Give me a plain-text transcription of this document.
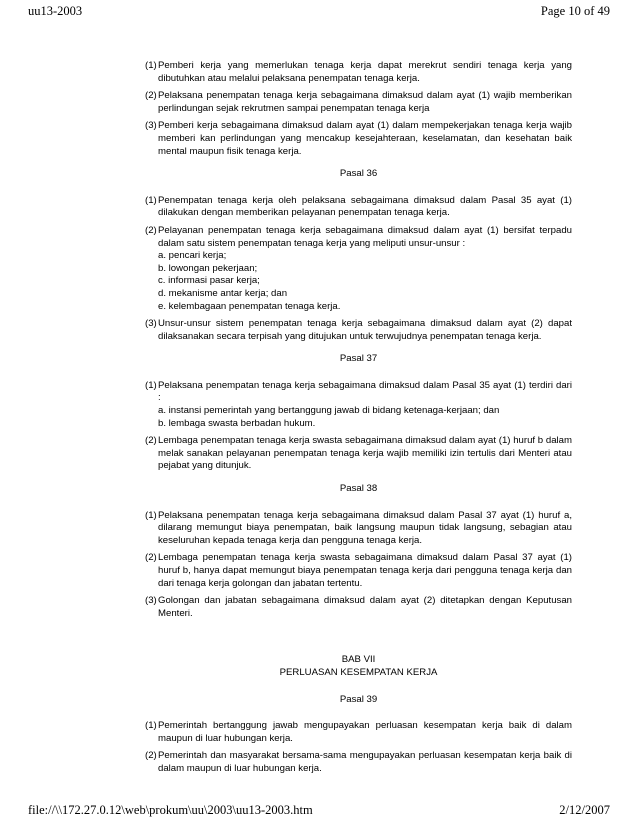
uu13-2003	Page 10 of 49
(1) Pemberi kerja yang memerlukan tenaga kerja dapat merekrut sendiri tenaga kerja yang dibutuhkan atau melalui pelaksana penempatan tenaga kerja.
(2) Pelaksana penempatan tenaga kerja sebagaimana dimaksud dalam ayat (1) wajib memberikan perlindungan sejak rekrutmen sampai penempatan tenaga kerja
(3) Pemberi kerja sebagaimana dimaksud dalam ayat (1) dalam mempekerjakan tenaga kerja wajib memberi kan perlindungan yang mencakup kesejahteraan, keselamatan, dan kesehatan baik mental maupun fisik tenaga kerja.
Pasal 36
(1) Penempatan tenaga kerja oleh pelaksana sebagaimana dimaksud dalam Pasal 35 ayat (1) dilakukan dengan memberikan pelayanan penempatan tenaga kerja.
(2) Pelayanan penempatan tenaga kerja sebagaimana dimaksud dalam ayat (1) bersifat terpadu dalam satu sistem penempatan tenaga kerja yang meliputi unsur-unsur :
a. pencari kerja;
b. lowongan pekerjaan;
c. informasi pasar kerja;
d. mekanisme antar kerja; dan
e. kelembagaan penempatan tenaga kerja.
(3) Unsur-unsur sistem penempatan tenaga kerja sebagaimana dimaksud dalam ayat (2) dapat dilaksanakan secara terpisah yang ditujukan untuk terwujudnya penempatan tenaga kerja.
Pasal 37
(1) Pelaksana penempatan tenaga kerja sebagaimana dimaksud dalam Pasal 35 ayat (1) terdiri dari :
a. instansi pemerintah yang bertanggung jawab di bidang ketenaga-kerjaan; dan
b. lembaga swasta berbadan hukum.
(2) Lembaga penempatan tenaga kerja swasta sebagaimana dimaksud dalam ayat (1) huruf b dalam melak sanakan pelayanan penempatan tenaga kerja wajib memiliki izin tertulis dari Menteri atau pejabat yang ditunjuk.
Pasal 38
(1) Pelaksana penempatan tenaga kerja sebagaimana dimaksud dalam Pasal 37 ayat (1) huruf a, dilarang memungut biaya penempatan, baik langsung maupun tidak langsung, sebagian atau keseluruhan kepada tenaga kerja dan pengguna tenaga kerja.
(2) Lembaga penempatan tenaga kerja swasta sebagaimana dimaksud dalam Pasal 37 ayat (1) huruf b, hanya dapat memungut biaya penempatan tenaga kerja dari pengguna tenaga kerja dan dari tenaga kerja golongan dan jabatan tertentu.
(3) Golongan dan jabatan sebagaimana dimaksud dalam ayat (2) ditetapkan dengan Keputusan Menteri.
BAB VII
PERLUASAN KESEMPATAN KERJA
Pasal 39
(1) Pemerintah bertanggung jawab mengupayakan perluasan kesempatan kerja baik di dalam maupun di luar hubungan kerja.
(2) Pemerintah dan masyarakat bersama-sama mengupayakan perluasan kesempatan kerja baik di dalam maupun di luar hubungan kerja.
file://\\172.27.0.12\web\prokum\uu\2003\uu13-2003.htm	2/12/2007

+ + + +

* Required task
Strip out the pictures and quote the remaining data word for word.

* Full solution
Give me a plain-text transcription of this document.
uu13-2003	Page 10 of 49
(1) Pemberi kerja yang memerlukan tenaga kerja dapat merekrut sendiri tenaga kerja yang dibutuhkan atau melalui pelaksana penempatan tenaga kerja.
(2) Pelaksana penempatan tenaga kerja sebagaimana dimaksud dalam ayat (1) wajib memberikan perlindungan sejak rekrutmen sampai penempatan tenaga kerja
(3) Pemberi kerja sebagaimana dimaksud dalam ayat (1) dalam mempekerjakan tenaga kerja wajib memberi kan perlindungan yang mencakup kesejahteraan, keselamatan, dan kesehatan baik mental maupun fisik tenaga kerja.
Pasal 36
(1) Penempatan tenaga kerja oleh pelaksana sebagaimana dimaksud dalam Pasal 35 ayat (1) dilakukan dengan memberikan pelayanan penempatan tenaga kerja.
(2) Pelayanan penempatan tenaga kerja sebagaimana dimaksud dalam ayat (1) bersifat terpadu dalam satu sistem penempatan tenaga kerja yang meliputi unsur-unsur :
a. pencari kerja;
b. lowongan pekerjaan;
c. informasi pasar kerja;
d. mekanisme antar kerja; dan
e. kelembagaan penempatan tenaga kerja.
(3) Unsur-unsur sistem penempatan tenaga kerja sebagaimana dimaksud dalam ayat (2) dapat dilaksanakan secara terpisah yang ditujukan untuk terwujudnya penempatan tenaga kerja.
Pasal 37
(1) Pelaksana penempatan tenaga kerja sebagaimana dimaksud dalam Pasal 35 ayat (1) terdiri dari :
a. instansi pemerintah yang bertanggung jawab di bidang ketenaga-kerjaan; dan
b. lembaga swasta berbadan hukum.
(2) Lembaga penempatan tenaga kerja swasta sebagaimana dimaksud dalam ayat (1) huruf b dalam melak sanakan pelayanan penempatan tenaga kerja wajib memiliki izin tertulis dari Menteri atau pejabat yang ditunjuk.
Pasal 38
(1) Pelaksana penempatan tenaga kerja sebagaimana dimaksud dalam Pasal 37 ayat (1) huruf a, dilarang memungut biaya penempatan, baik langsung maupun tidak langsung, sebagian atau keseluruhan kepada tenaga kerja dan pengguna tenaga kerja.
(2) Lembaga penempatan tenaga kerja swasta sebagaimana dimaksud dalam Pasal 37 ayat (1) huruf b, hanya dapat memungut biaya penempatan tenaga kerja dari pengguna tenaga kerja dan dari tenaga kerja golongan dan jabatan tertentu.
(3) Golongan dan jabatan sebagaimana dimaksud dalam ayat (2) ditetapkan dengan Keputusan Menteri.
BAB VII
PERLUASAN KESEMPATAN KERJA
Pasal 39
(1) Pemerintah bertanggung jawab mengupayakan perluasan kesempatan kerja baik di dalam maupun di luar hubungan kerja.
(2) Pemerintah dan masyarakat bersama-sama mengupayakan perluasan kesempatan kerja baik di dalam maupun di luar hubungan kerja.
file://\\172.27.0.12\web\prokum\uu\2003\uu13-2003.htm	2/12/2007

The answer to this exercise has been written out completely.